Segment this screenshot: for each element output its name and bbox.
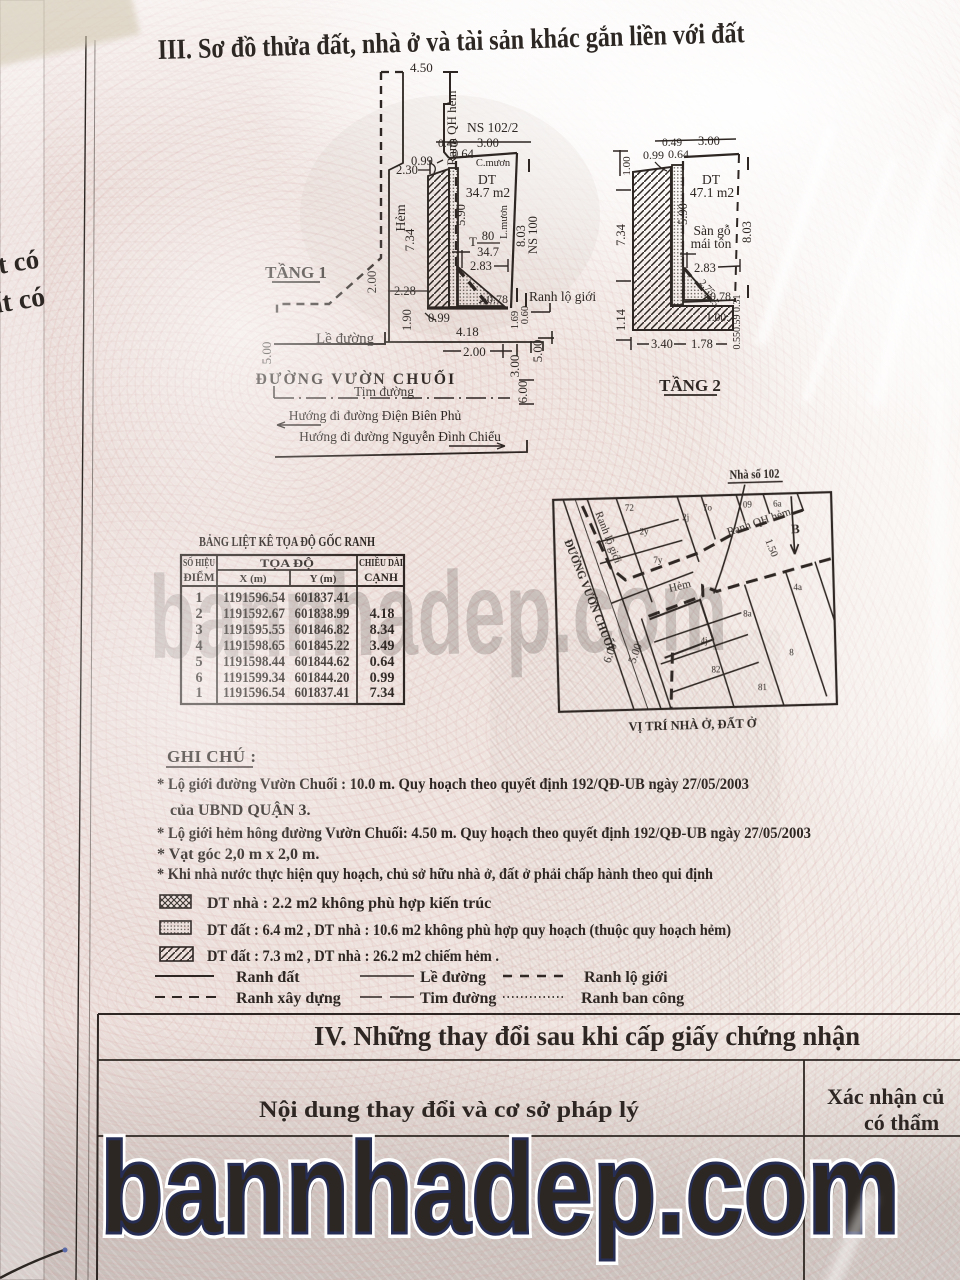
svg-text:5.90: 5.90 [676,203,690,225]
svg-text:L.mươn: L.mươn [499,204,510,238]
svg-text:bannhadep.com: bannhadep.com [100,1115,900,1261]
svg-text:1.78: 1.78 [691,337,713,351]
svg-text:mái tôn: mái tôn [691,236,732,251]
svg-text:3.00: 3.00 [507,355,522,378]
svg-text:NS 102/2: NS 102/2 [467,120,518,135]
svg-text:0.64: 0.64 [452,147,475,161]
svg-text:3.00: 3.00 [477,136,499,150]
svg-text:3.00: 3.00 [698,134,720,148]
svg-text:2j: 2j [682,512,689,522]
svg-text:Xác nhận củ: Xác nhận củ [827,1084,944,1109]
svg-text:6a: 6a [773,499,782,509]
svg-text:Lề đường: Lề đường [420,969,486,986]
svg-text:DT đất : 7.3 m2 , DT nhà : 26.: DT đất : 7.3 m2 , DT nhà : 26.2 m2 chiếm… [207,948,499,965]
svg-text:2.83: 2.83 [470,259,492,273]
svg-text:4.50: 4.50 [410,60,433,75]
svg-text:5.90: 5.90 [454,204,468,226]
svg-text:T: T [469,234,477,249]
svg-text:7o: 7o [703,502,713,512]
svg-text:Tim đường: Tim đường [420,990,496,1007]
svg-text:0.60: 0.60 [520,306,531,324]
svg-text:4.18: 4.18 [456,324,479,339]
svg-text:1.00: 1.00 [621,156,633,176]
svg-text:0.64: 0.64 [668,147,689,161]
svg-text:0.78: 0.78 [710,289,731,303]
svg-text:1.50: 1.50 [762,537,779,558]
svg-text:Nhà số 102: Nhà số 102 [729,467,779,482]
svg-text:3.40: 3.40 [651,337,673,351]
svg-text:47.1 m2: 47.1 m2 [690,185,734,200]
svg-text:34.7: 34.7 [477,245,499,259]
svg-text:4a: 4a [793,582,802,592]
svg-text:2y: 2y [639,526,649,536]
svg-text:09: 09 [743,499,753,509]
svg-text:0.99: 0.99 [643,148,664,162]
svg-text:1.00:: 1.00: [706,312,729,324]
svg-text:2.83: 2.83 [694,261,716,275]
svg-text:72: 72 [625,503,634,513]
svg-text:III. Sơ đồ thửa đất, nhà ở và: III. Sơ đồ thửa đất, nhà ở và tài sản kh… [157,18,745,66]
svg-text:2.00: 2.00 [463,344,486,359]
svg-text:8.03: 8.03 [740,221,754,243]
svg-text:8a: 8a [743,608,752,618]
svg-text:8: 8 [789,647,794,657]
svg-text:0.78: 0.78 [487,292,508,306]
svg-text:80: 80 [482,229,495,243]
svg-text:C.mươn: C.mươn [476,158,511,169]
svg-text:Ranh lộ giới: Ranh lộ giới [529,289,596,304]
svg-text:1.14: 1.14 [614,308,628,331]
svg-text:NS 100: NS 100 [526,216,540,254]
svg-text:7.34: 7.34 [614,223,628,246]
svg-text:Ranh đất: Ranh đất [236,969,300,986]
svg-text:IV. Những thay đổi sau khi cấp: IV. Những thay đổi sau khi cấp giấy chứn… [314,1021,860,1051]
svg-text:34.7 m2: 34.7 m2 [466,185,510,200]
svg-text:TẦNG 2: TẦNG 2 [659,376,721,395]
svg-text:0.550.59 0.31: 0.550.59 0.31 [732,295,743,350]
svg-text:6.00: 6.00 [515,381,530,404]
svg-text:5.00: 5.00 [530,340,545,363]
svg-text:Ranh xây dựng: Ranh xây dựng [236,990,341,1007]
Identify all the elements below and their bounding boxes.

--------------------------------------------------

Copy the lines of the records from the one containing "svg-text:5.90: 5.90 [676,203,690,225]" to the one containing "svg-text:72: 72 [625,503,634,513]", including both of those lines, without any changes.

Task solution ▸
svg-text:5.90: 5.90 [676,203,690,225]
svg-text:L.mươn: L.mươn [499,204,510,238]
svg-text:bannhadep.com: bannhadep.com [100,1115,900,1261]
svg-text:1.78: 1.78 [691,337,713,351]
svg-text:mái tôn: mái tôn [691,236,732,251]
svg-text:3.00: 3.00 [507,355,522,378]
svg-text:NS 102/2: NS 102/2 [467,120,518,135]
svg-text:0.64: 0.64 [452,147,475,161]
svg-text:3.00: 3.00 [477,136,499,150]
svg-text:3.00: 3.00 [698,134,720,148]
svg-text:2j: 2j [682,512,689,522]
svg-text:Xác nhận củ: Xác nhận củ [827,1084,944,1109]
svg-text:6a: 6a [773,499,782,509]
svg-text:Lề đường: Lề đường [420,969,486,986]
svg-text:DT đất : 7.3 m2 , DT nhà : 26.: DT đất : 7.3 m2 , DT nhà : 26.2 m2 chiếm… [207,948,499,965]
svg-text:2.83: 2.83 [470,259,492,273]
svg-text:4.50: 4.50 [410,60,433,75]
svg-text:5.90: 5.90 [454,204,468,226]
svg-text:T: T [469,234,477,249]
svg-text:7o: 7o [703,502,713,512]
svg-text:Tim đường: Tim đường [420,990,496,1007]
svg-text:0.60: 0.60 [520,306,531,324]
svg-text:4.18: 4.18 [456,324,479,339]
svg-text:1.00: 1.00 [621,156,633,176]
svg-text:0.64: 0.64 [668,147,689,161]
svg-text:0.78: 0.78 [710,289,731,303]
svg-text:1.50: 1.50 [762,537,779,558]
svg-text:Nhà số 102: Nhà số 102 [729,467,779,482]
svg-text:3.40: 3.40 [651,337,673,351]
svg-text:47.1 m2: 47.1 m2 [690,185,734,200]
svg-text:34.7: 34.7 [477,245,499,259]
svg-text:4a: 4a [793,582,802,592]
svg-text:2y: 2y [639,526,649,536]
svg-text:09: 09 [743,499,753,509]
svg-text:0.99: 0.99 [643,148,664,162]
svg-text:1.00:: 1.00: [706,312,729,324]
svg-text:2.83: 2.83 [694,261,716,275]
svg-text:72: 72 [625,503,634,513]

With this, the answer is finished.